=== THE PROBLEM ===
Your task is to write out the complete listing exactly as it is shown.

=== TASK MATERIAL ===
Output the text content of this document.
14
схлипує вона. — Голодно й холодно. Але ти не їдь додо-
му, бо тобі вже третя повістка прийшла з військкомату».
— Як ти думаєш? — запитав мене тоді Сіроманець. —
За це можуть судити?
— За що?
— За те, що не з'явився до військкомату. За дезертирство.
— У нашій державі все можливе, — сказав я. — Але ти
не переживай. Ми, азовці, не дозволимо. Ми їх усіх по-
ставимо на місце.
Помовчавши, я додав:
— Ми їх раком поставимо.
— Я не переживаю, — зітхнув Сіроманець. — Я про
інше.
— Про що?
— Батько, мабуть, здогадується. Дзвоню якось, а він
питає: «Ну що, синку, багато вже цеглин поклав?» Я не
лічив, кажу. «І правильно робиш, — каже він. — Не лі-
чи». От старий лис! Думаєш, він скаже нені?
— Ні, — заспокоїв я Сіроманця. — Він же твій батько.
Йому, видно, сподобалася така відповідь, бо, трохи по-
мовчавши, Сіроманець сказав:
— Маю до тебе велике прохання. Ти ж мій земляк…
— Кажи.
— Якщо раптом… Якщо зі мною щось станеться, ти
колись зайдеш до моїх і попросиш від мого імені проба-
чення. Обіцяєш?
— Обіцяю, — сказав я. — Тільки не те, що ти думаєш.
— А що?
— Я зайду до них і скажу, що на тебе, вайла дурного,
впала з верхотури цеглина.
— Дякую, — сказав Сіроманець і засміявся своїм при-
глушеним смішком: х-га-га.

=== ANSWER ===
Output the text content of this document.
14
схлипує вона. — Голодно й холодно. Але ти не їдь додо-
му, бо тобі вже третя повістка прийшла з військкомату».
— Як ти думаєш? — запитав мене тоді Сіроманець. —
За це можуть судити?
— За що?
— За те, що не з'явився до військкомату. За дезертирство.
— У нашій державі все можливе, — сказав я. — Але ти
не переживай. Ми, азовці, не дозволимо. Ми їх усіх по-
ставимо на місце.
Помовчавши, я додав:
— Ми їх раком поставимо.
— Я не переживаю, — зітхнув Сіроманець. — Я про
інше.
— Про що?
— Батько, мабуть, здогадується. Дзвоню якось, а він
питає: «Ну що, синку, багато вже цеглин поклав?» Я не
лічив, кажу. «І правильно робиш, — каже він. — Не лі-
чи». От старий лис! Думаєш, він скаже нені?
— Ні, — заспокоїв я Сіроманця. — Він же твій батько.
Йому, видно, сподобалася така відповідь, бо, трохи по-
мовчавши, Сіроманець сказав:
— Маю до тебе велике прохання. Ти ж мій земляк…
— Кажи.
— Якщо раптом… Якщо зі мною щось станеться, ти
колись зайдеш до моїх і попросиш від мого імені проба-
чення. Обіцяєш?
— Обіцяю, — сказав я. — Тільки не те, що ти думаєш.
— А що?
— Я зайду до них і скажу, що на тебе, вайла дурного,
впала з верхотури цеглина.
— Дякую, — сказав Сіроманець і засміявся своїм при-
глушеним смішком: х-га-га.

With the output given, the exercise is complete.